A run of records
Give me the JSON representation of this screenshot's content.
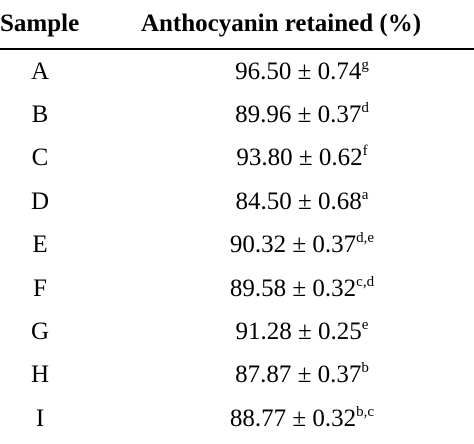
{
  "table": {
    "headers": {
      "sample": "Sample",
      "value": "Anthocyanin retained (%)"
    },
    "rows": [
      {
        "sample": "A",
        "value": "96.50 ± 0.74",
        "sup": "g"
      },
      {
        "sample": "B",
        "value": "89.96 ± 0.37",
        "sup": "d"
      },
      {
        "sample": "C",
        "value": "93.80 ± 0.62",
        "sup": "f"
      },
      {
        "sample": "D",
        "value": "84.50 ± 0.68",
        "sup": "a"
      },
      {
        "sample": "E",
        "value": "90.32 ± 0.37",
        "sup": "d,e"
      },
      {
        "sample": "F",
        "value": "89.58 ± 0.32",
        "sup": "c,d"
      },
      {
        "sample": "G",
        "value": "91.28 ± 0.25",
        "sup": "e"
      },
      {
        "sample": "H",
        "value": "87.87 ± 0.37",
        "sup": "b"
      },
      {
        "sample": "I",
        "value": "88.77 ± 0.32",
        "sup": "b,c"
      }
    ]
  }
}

--

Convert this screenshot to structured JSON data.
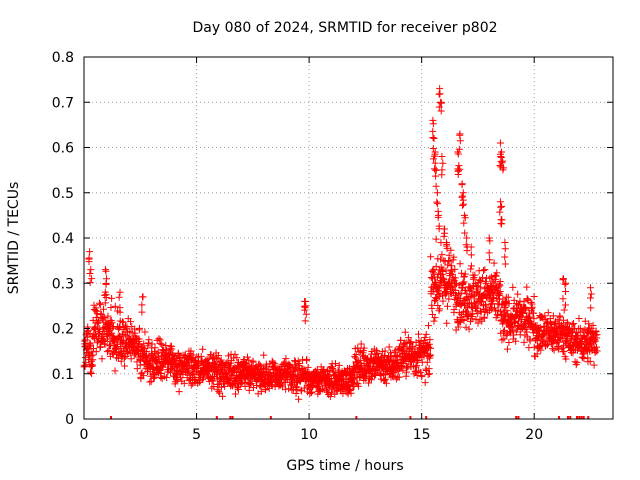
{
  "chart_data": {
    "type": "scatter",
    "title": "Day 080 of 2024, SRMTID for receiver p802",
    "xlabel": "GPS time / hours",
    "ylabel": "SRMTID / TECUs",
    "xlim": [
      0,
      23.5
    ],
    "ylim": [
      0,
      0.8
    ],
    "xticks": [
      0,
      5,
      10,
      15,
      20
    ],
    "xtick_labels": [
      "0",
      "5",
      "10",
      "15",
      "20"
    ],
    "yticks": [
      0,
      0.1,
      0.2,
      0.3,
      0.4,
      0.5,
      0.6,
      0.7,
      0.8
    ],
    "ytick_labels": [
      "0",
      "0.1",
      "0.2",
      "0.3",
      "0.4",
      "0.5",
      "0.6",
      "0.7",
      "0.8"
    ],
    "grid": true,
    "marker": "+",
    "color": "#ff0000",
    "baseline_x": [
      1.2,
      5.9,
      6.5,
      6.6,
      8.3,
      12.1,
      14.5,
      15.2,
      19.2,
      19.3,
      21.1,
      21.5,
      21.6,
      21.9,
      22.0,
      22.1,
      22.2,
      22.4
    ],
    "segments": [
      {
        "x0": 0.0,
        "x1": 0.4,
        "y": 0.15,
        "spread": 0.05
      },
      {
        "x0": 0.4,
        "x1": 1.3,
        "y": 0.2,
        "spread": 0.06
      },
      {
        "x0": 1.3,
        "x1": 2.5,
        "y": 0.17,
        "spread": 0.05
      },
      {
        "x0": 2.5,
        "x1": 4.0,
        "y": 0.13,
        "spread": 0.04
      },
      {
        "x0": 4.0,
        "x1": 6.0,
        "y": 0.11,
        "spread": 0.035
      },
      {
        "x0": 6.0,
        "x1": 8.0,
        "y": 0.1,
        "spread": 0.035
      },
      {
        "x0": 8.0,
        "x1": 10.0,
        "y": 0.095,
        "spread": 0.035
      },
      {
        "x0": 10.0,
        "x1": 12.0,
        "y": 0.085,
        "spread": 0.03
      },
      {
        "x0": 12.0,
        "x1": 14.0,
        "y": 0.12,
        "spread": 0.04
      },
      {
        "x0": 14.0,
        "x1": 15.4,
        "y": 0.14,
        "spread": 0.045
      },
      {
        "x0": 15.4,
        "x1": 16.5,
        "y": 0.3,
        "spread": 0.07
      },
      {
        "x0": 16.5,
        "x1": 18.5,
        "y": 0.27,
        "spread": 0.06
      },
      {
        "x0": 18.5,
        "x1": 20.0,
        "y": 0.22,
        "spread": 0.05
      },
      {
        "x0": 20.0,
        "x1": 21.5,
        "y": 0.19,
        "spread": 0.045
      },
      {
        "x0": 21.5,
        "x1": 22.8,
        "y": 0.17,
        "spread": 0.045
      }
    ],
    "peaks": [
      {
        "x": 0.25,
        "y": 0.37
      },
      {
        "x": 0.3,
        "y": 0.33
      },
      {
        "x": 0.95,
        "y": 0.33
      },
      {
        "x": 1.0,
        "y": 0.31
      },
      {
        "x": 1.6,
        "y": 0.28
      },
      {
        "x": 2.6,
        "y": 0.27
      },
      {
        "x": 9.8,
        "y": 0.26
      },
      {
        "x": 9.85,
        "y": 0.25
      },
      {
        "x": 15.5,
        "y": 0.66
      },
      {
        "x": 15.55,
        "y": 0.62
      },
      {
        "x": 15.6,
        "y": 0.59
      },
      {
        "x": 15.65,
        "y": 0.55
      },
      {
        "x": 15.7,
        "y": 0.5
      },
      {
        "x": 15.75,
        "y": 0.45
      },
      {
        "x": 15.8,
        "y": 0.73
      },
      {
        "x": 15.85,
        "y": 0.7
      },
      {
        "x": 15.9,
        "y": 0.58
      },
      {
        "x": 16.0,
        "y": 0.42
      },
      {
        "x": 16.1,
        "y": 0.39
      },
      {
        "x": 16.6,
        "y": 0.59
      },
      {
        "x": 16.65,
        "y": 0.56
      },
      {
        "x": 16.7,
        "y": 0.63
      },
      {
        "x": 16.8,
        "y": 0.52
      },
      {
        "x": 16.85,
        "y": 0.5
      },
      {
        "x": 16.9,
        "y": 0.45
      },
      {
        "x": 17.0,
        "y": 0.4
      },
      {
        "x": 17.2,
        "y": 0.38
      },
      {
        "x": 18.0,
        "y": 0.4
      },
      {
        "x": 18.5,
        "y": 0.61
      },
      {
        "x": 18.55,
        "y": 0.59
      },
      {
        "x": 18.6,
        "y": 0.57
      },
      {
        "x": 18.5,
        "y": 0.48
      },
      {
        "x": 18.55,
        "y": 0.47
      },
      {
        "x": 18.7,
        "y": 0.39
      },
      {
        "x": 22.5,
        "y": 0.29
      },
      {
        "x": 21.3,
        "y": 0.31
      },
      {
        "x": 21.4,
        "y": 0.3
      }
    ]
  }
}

REQUEST
Copy all lines above containing the string "JSON".

SOLVED EXERCISE
Give me the JSON representation of this screenshot's content.
Convert this screenshot to structured JSON data.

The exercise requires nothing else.